Please retype the data in full and exactly; the pictures are not part of the copy.

┄┄┄┄┄┄┄┄┄┄

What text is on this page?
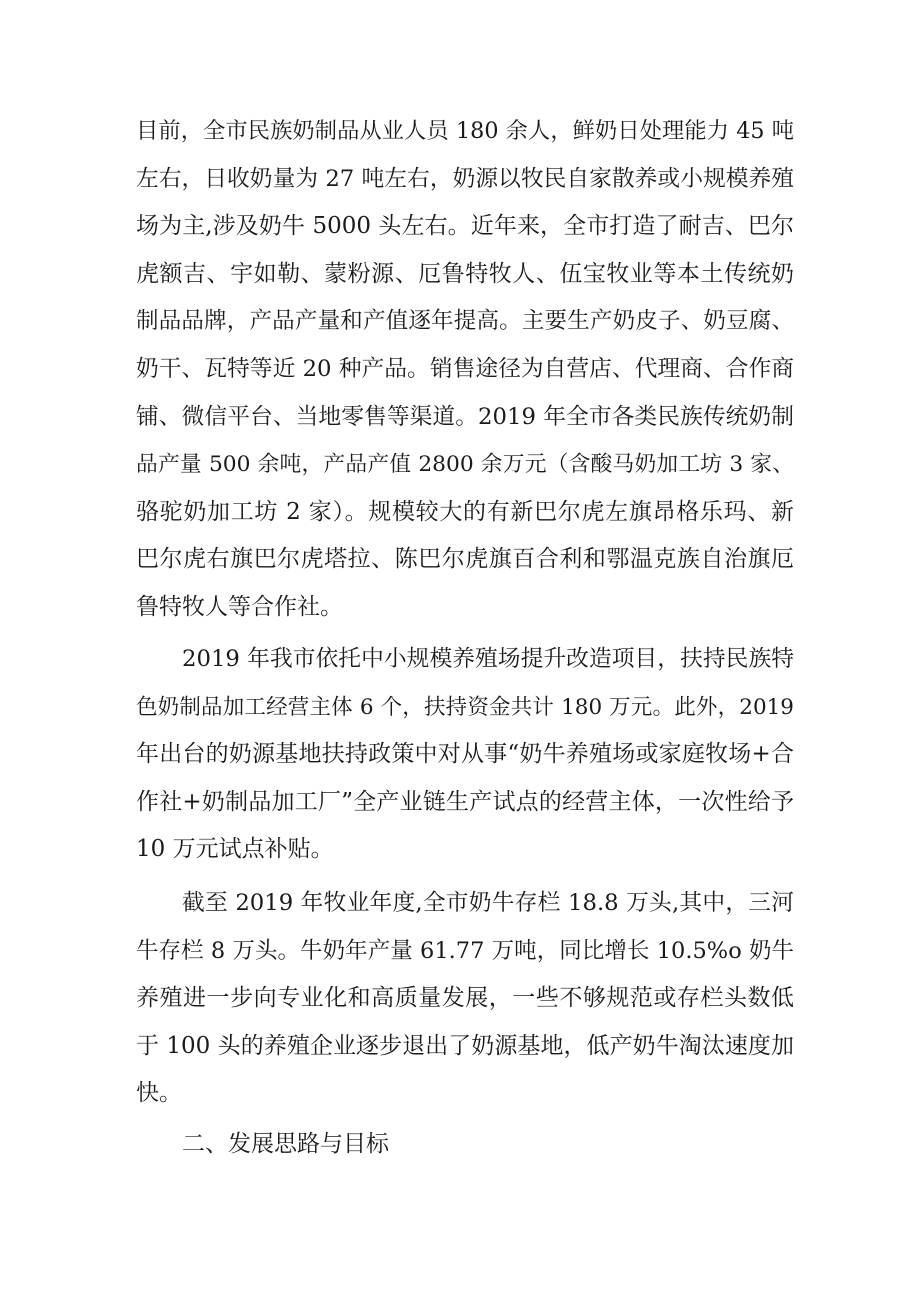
目前，全市民族奶制品从业人员 180 余人，鲜奶日处理能力 45 吨
左右，日收奶量为 27 吨左右，奶源以牧民自家散养或小规模养殖
场为主,涉及奶牛 5000 头左右。近年来，全市打造了耐吉、巴尔
虎额吉、宇如勒、蒙粉源、厄鲁特牧人、伍宝牧业等本土传统奶
制品品牌，产品产量和产值逐年提高。主要生产奶皮子、奶豆腐、
奶干、瓦特等近 20 种产品。销售途径为自营店、代理商、合作商
铺、微信平台、当地零售等渠道。2019 年全市各类民族传统奶制
品产量 500 余吨，产品产值 2800 余万元（含酸马奶加工坊 3 家、
骆驼奶加工坊 2 家）。规模较大的有新巴尔虎左旗昂格乐玛、新
巴尔虎右旗巴尔虎塔拉、陈巴尔虎旗百合利和鄂温克族自治旗厄
鲁特牧人等合作社。
2019 年我市依托中小规模养殖场提升改造项目，扶持民族特
色奶制品加工经营主体 6 个，扶持资金共计 180 万元。此外，2019
年出台的奶源基地扶持政策中对从事“奶牛养殖场或家庭牧场+合
作社+奶制品加工厂”全产业链生产试点的经营主体，一次性给予
10 万元试点补贴。
截至 2019 年牧业年度,全市奶牛存栏 18.8 万头,其中，三河
牛存栏 8 万头。牛奶年产量 61.77 万吨，同比增长 10.5%o 奶牛
养殖进一步向专业化和高质量发展，一些不够规范或存栏头数低
于 100 头的养殖企业逐步退出了奶源基地，低产奶牛淘汰速度加
快。
二、发展思路与目标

┄┄┄┄┄┄┄┄┄┄

[Task response]:
What text is on this page?
目前，全市民族奶制品从业人员 180 余人，鲜奶日处理能力 45 吨
左右，日收奶量为 27 吨左右，奶源以牧民自家散养或小规模养殖
场为主,涉及奶牛 5000 头左右。近年来，全市打造了耐吉、巴尔
虎额吉、宇如勒、蒙粉源、厄鲁特牧人、伍宝牧业等本土传统奶
制品品牌，产品产量和产值逐年提高。主要生产奶皮子、奶豆腐、
奶干、瓦特等近 20 种产品。销售途径为自营店、代理商、合作商
铺、微信平台、当地零售等渠道。2019 年全市各类民族传统奶制
品产量 500 余吨，产品产值 2800 余万元（含酸马奶加工坊 3 家、
骆驼奶加工坊 2 家）。规模较大的有新巴尔虎左旗昂格乐玛、新
巴尔虎右旗巴尔虎塔拉、陈巴尔虎旗百合利和鄂温克族自治旗厄
鲁特牧人等合作社。
2019 年我市依托中小规模养殖场提升改造项目，扶持民族特
色奶制品加工经营主体 6 个，扶持资金共计 180 万元。此外，2019
年出台的奶源基地扶持政策中对从事“奶牛养殖场或家庭牧场+合
作社+奶制品加工厂”全产业链生产试点的经营主体，一次性给予
10 万元试点补贴。
截至 2019 年牧业年度,全市奶牛存栏 18.8 万头,其中，三河
牛存栏 8 万头。牛奶年产量 61.77 万吨，同比增长 10.5%o 奶牛
养殖进一步向专业化和高质量发展，一些不够规范或存栏头数低
于 100 头的养殖企业逐步退出了奶源基地，低产奶牛淘汰速度加
快。
二、发展思路与目标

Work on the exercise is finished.